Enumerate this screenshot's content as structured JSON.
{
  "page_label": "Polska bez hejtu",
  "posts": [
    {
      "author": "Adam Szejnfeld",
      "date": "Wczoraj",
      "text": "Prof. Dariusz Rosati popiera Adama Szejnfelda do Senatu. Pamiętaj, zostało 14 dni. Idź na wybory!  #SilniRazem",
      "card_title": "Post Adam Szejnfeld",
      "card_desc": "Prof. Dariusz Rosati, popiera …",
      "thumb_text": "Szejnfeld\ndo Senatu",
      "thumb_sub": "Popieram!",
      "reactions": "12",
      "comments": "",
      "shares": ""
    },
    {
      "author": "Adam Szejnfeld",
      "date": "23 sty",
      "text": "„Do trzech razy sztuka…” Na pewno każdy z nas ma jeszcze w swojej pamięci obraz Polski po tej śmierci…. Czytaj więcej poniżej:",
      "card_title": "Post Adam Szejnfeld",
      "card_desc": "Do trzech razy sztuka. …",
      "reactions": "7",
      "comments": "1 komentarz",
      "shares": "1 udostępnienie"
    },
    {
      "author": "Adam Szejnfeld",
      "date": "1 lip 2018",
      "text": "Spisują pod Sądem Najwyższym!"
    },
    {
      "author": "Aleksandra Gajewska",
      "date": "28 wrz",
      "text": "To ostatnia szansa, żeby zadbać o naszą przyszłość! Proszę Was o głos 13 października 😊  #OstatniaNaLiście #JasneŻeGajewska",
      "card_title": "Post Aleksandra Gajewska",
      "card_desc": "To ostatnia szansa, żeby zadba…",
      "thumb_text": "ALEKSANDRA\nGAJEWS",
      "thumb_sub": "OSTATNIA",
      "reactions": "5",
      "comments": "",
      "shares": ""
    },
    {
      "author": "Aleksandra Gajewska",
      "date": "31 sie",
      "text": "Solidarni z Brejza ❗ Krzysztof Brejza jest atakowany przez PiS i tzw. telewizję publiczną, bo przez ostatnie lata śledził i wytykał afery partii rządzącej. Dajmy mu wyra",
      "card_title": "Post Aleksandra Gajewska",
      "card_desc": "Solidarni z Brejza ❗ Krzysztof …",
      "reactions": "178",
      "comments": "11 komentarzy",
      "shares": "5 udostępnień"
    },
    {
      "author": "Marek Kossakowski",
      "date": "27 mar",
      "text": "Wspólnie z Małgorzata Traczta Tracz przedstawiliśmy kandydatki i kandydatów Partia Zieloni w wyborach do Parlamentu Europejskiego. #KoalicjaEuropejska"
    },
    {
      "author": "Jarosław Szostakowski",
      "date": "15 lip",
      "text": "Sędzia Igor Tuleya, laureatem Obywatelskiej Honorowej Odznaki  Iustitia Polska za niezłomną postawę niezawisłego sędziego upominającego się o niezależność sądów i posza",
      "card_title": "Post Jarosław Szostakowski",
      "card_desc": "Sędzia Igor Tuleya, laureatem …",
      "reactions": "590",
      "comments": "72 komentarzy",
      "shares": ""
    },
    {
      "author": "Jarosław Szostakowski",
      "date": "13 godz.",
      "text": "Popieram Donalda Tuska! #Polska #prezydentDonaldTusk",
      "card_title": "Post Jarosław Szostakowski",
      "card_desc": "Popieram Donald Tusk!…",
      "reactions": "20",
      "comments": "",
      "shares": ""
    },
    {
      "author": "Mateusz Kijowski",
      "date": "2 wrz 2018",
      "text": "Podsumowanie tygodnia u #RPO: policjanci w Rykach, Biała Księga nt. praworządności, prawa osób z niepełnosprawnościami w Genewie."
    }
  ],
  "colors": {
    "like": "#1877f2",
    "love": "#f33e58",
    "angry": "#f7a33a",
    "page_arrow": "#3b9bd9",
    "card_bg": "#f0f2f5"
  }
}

···

◆ **The problem**:
Copy out all of the lines above exactly.

◆ **Written response**:
Enumerate this screenshot's content as structured JSON.
{
  "page_label": "Polska bez hejtu",
  "posts": [
    {
      "author": "Adam Szejnfeld",
      "date": "Wczoraj",
      "text": "Prof. Dariusz Rosati popiera Adama Szejnfelda do Senatu. Pamiętaj, zostało 14 dni. Idź na wybory!  #SilniRazem",
      "card_title": "Post Adam Szejnfeld",
      "card_desc": "Prof. Dariusz Rosati, popiera …",
      "thumb_text": "Szejnfeld\ndo Senatu",
      "thumb_sub": "Popieram!",
      "reactions": "12",
      "comments": "",
      "shares": ""
    },
    {
      "author": "Adam Szejnfeld",
      "date": "23 sty",
      "text": "„Do trzech razy sztuka…” Na pewno każdy z nas ma jeszcze w swojej pamięci obraz Polski po tej śmierci…. Czytaj więcej poniżej:",
      "card_title": "Post Adam Szejnfeld",
      "card_desc": "Do trzech razy sztuka. …",
      "reactions": "7",
      "comments": "1 komentarz",
      "shares": "1 udostępnienie"
    },
    {
      "author": "Adam Szejnfeld",
      "date": "1 lip 2018",
      "text": "Spisują pod Sądem Najwyższym!"
    },
    {
      "author": "Aleksandra Gajewska",
      "date": "28 wrz",
      "text": "To ostatnia szansa, żeby zadbać o naszą przyszłość! Proszę Was o głos 13 października 😊  #OstatniaNaLiście #JasneŻeGajewska",
      "card_title": "Post Aleksandra Gajewska",
      "card_desc": "To ostatnia szansa, żeby zadba…",
      "thumb_text": "ALEKSANDRA\nGAJEWS",
      "thumb_sub": "OSTATNIA",
      "reactions": "5",
      "comments": "",
      "shares": ""
    },
    {
      "author": "Aleksandra Gajewska",
      "date": "31 sie",
      "text": "Solidarni z Brejza ❗ Krzysztof Brejza jest atakowany przez PiS i tzw. telewizję publiczną, bo przez ostatnie lata śledził i wytykał afery partii rządzącej. Dajmy mu wyra",
      "card_title": "Post Aleksandra Gajewska",
      "card_desc": "Solidarni z Brejza ❗ Krzysztof …",
      "reactions": "178",
      "comments": "11 komentarzy",
      "shares": "5 udostępnień"
    },
    {
      "author": "Marek Kossakowski",
      "date": "27 mar",
      "text": "Wspólnie z Małgorzata Traczta Tracz przedstawiliśmy kandydatki i kandydatów Partia Zieloni w wyborach do Parlamentu Europejskiego. #KoalicjaEuropejska"
    },
    {
      "author": "Jarosław Szostakowski",
      "date": "15 lip",
      "text": "Sędzia Igor Tuleya, laureatem Obywatelskiej Honorowej Odznaki  Iustitia Polska za niezłomną postawę niezawisłego sędziego upominającego się o niezależność sądów i posza",
      "card_title": "Post Jarosław Szostakowski",
      "card_desc": "Sędzia Igor Tuleya, laureatem …",
      "reactions": "590",
      "comments": "72 komentarzy",
      "shares": ""
    },
    {
      "author": "Jarosław Szostakowski",
      "date": "13 godz.",
      "text": "Popieram Donalda Tuska! #Polska #prezydentDonaldTusk",
      "card_title": "Post Jarosław Szostakowski",
      "card_desc": "Popieram Donald Tusk!…",
      "reactions": "20",
      "comments": "",
      "shares": ""
    },
    {
      "author": "Mateusz Kijowski",
      "date": "2 wrz 2018",
      "text": "Podsumowanie tygodnia u #RPO: policjanci w Rykach, Biała Księga nt. praworządności, prawa osób z niepełnosprawnościami w Genewie."
    }
  ],
  "colors": {
    "like": "#1877f2",
    "love": "#f33e58",
    "angry": "#f7a33a",
    "page_arrow": "#3b9bd9",
    "card_bg": "#f0f2f5"
  }
}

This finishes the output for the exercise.